> [Exercise] Return every record below exactly as written, omitting any pictures.

> [Raw records]
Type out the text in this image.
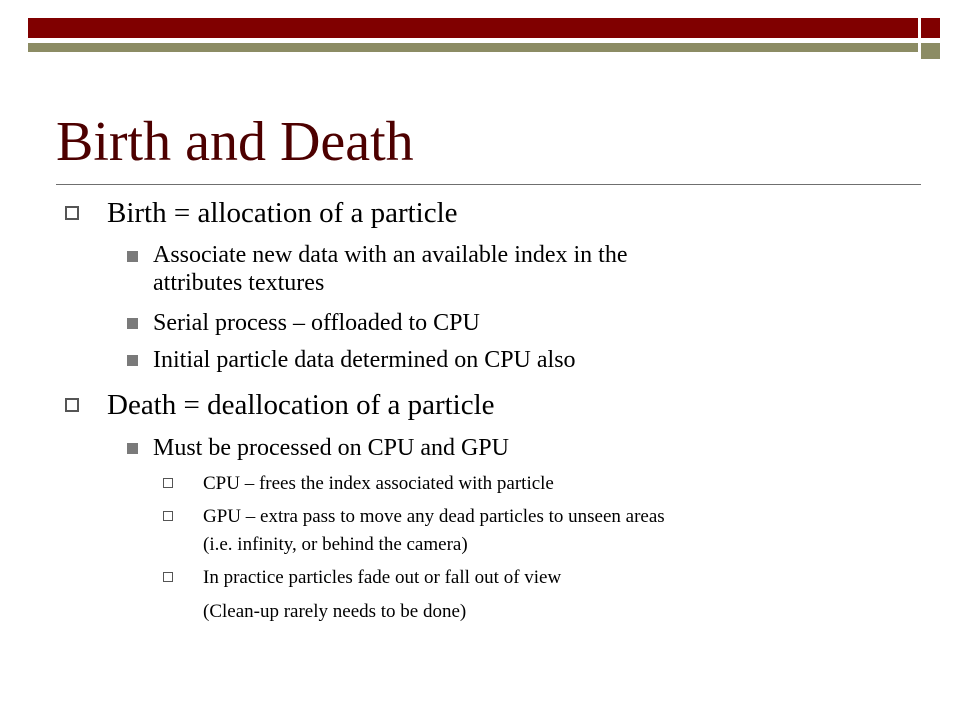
Birth and Death
Birth = allocation of a particle
Associate new data with an available index in the
attributes textures
Serial process – offloaded to CPU
Initial particle data determined on CPU also
Death = deallocation of a particle
Must be processed on CPU and GPU
CPU – frees the index associated with particle
GPU – extra pass to move any dead particles to unseen areas
(i.e. infinity, or behind the camera)
In practice particles fade out or fall out of view
(Clean-up rarely needs to be done)
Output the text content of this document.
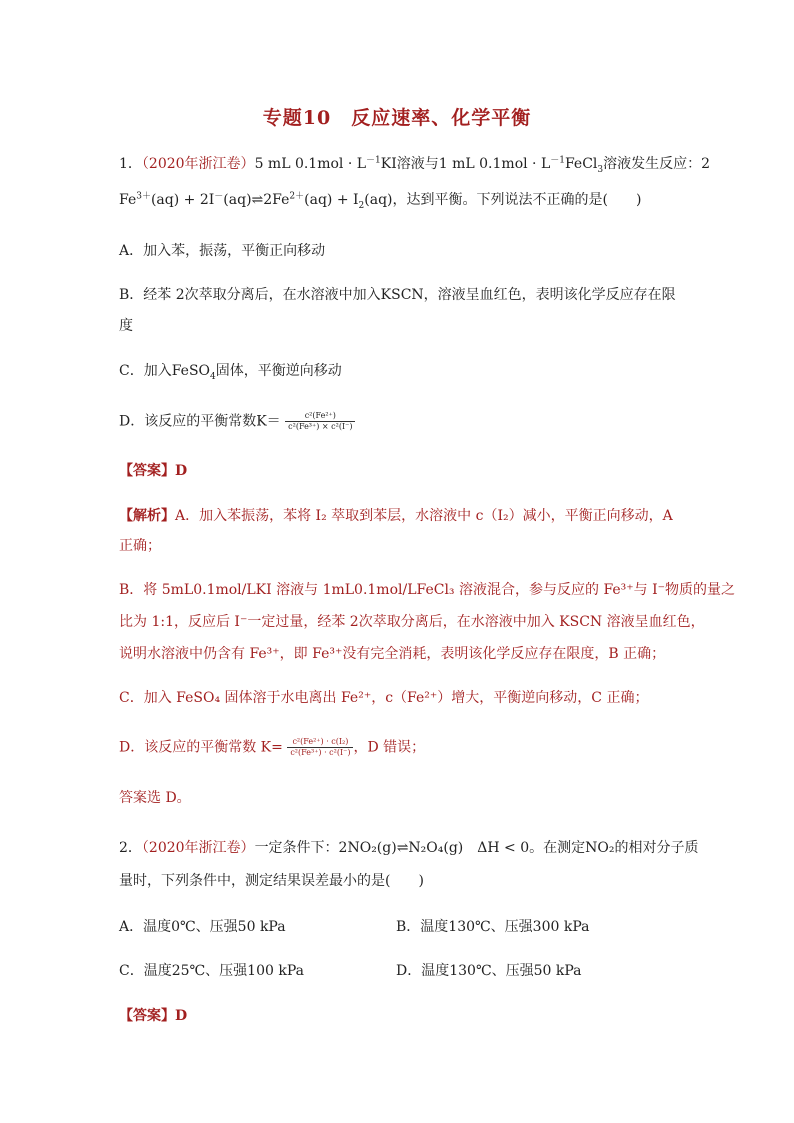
专题10　反应速率、化学平衡
1．（2020年浙江卷）5 mL $0.1mol \cdot L^{-1}KI$溶液与1 mL $0.1mol \cdot L^{-1}FeCl_3$溶液发生反应：2
$Fe^{3+}(aq)$ + $2I^-(aq)\rightleftharpoons 2Fe^{2+}(aq) + I_2(aq)$，达到平衡。下列说法不正确的是(　　)
A．加入苯，振荡，平衡正向移动
B．经苯 2次萃取分离后，在水溶液中加入KSCN，溶液呈血红色，表明该化学反应存在限
度
C．加入FeSO$_4$固体，平衡逆向移动
D．该反应的平衡常数$K= \frac{\text{c²(Fe²⁺)}}{\text{c²(Fe³⁺) × c²(I⁻)}}$
【答案】D
【解析】A．加入苯振荡，苯将 I₂ 萃取到苯层，水溶液中 c（I₂）减小，平衡正向移动，A
正确；
B．将 5mL0.1mol/LKI 溶液与 1mL0.1mol/LFeCl₃ 溶液混合，参与反应的 Fe³⁺与 I⁻物质的量之
比为 1:1，反应后 I⁻一定过量，经苯 2次萃取分离后，在水溶液中加入 KSCN 溶液呈血红色，
说明水溶液中仍含有 Fe³⁺，即 Fe³⁺没有完全消耗，表明该化学反应存在限度，B 正确；
C．加入 FeSO₄ 固体溶于水电离出 Fe²⁺，c（Fe²⁺）增大，平衡逆向移动，C 正确；
D．该反应的平衡常数 $K= \frac{\text{c²(Fe²⁺) · c(I₂)}}{\text{c²(Fe³⁺) · c²(I⁻)}}$ ，D 错误；
答案选 D。
2．（2020年浙江卷）一定条件下：2NO₂(g)⇌N₂O₄(g)　ΔH < 0。在测定NO₂的相对分子质
量时，下列条件中，测定结果误差最小的是(　　)
A．温度0℃、压强50 kPa	B．温度130℃、压强300 kPa
C．温度25℃、压强100 kPa	D．温度130℃、压强50 kPa
【答案】D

> [Exercise result]
Type out the text in this image.
Birth and Death
Birth = allocation of a particle
Associate new data with an available index in the
attributes textures
Serial process – offloaded to CPU
Initial particle data determined on CPU also
Death = deallocation of a particle
Must be processed on CPU and GPU
CPU – frees the index associated with particle
GPU – extra pass to move any dead particles to unseen areas
(i.e. infinity, or behind the camera)
In practice particles fade out or fall out of view
(Clean-up rarely needs to be done)
Output the text content of this document.
专题10　反应速率、化学平衡
1．（2020年浙江卷）5 mL $0.1mol \cdot L^{-1}KI$溶液与1 mL $0.1mol \cdot L^{-1}FeCl_3$溶液发生反应：2
$Fe^{3+}(aq)$ + $2I^-(aq)\rightleftharpoons 2Fe^{2+}(aq) + I_2(aq)$，达到平衡。下列说法不正确的是(　　)
A．加入苯，振荡，平衡正向移动
B．经苯 2次萃取分离后，在水溶液中加入KSCN，溶液呈血红色，表明该化学反应存在限
度
C．加入FeSO$_4$固体，平衡逆向移动
D．该反应的平衡常数$K= \frac{\text{c²(Fe²⁺)}}{\text{c²(Fe³⁺) × c²(I⁻)}}$
【答案】D
【解析】A．加入苯振荡，苯将 I₂ 萃取到苯层，水溶液中 c（I₂）减小，平衡正向移动，A
正确；
B．将 5mL0.1mol/LKI 溶液与 1mL0.1mol/LFeCl₃ 溶液混合，参与反应的 Fe³⁺与 I⁻物质的量之
比为 1:1，反应后 I⁻一定过量，经苯 2次萃取分离后，在水溶液中加入 KSCN 溶液呈血红色，
说明水溶液中仍含有 Fe³⁺，即 Fe³⁺没有完全消耗，表明该化学反应存在限度，B 正确；
C．加入 FeSO₄ 固体溶于水电离出 Fe²⁺，c（Fe²⁺）增大，平衡逆向移动，C 正确；
D．该反应的平衡常数 $K= \frac{\text{c²(Fe²⁺) · c(I₂)}}{\text{c²(Fe³⁺) · c²(I⁻)}}$ ，D 错误；
答案选 D。
2．（2020年浙江卷）一定条件下：2NO₂(g)⇌N₂O₄(g)　ΔH < 0。在测定NO₂的相对分子质
量时，下列条件中，测定结果误差最小的是(　　)
A．温度0℃、压强50 kPa	B．温度130℃、压强300 kPa
C．温度25℃、压强100 kPa	D．温度130℃、压强50 kPa
【答案】D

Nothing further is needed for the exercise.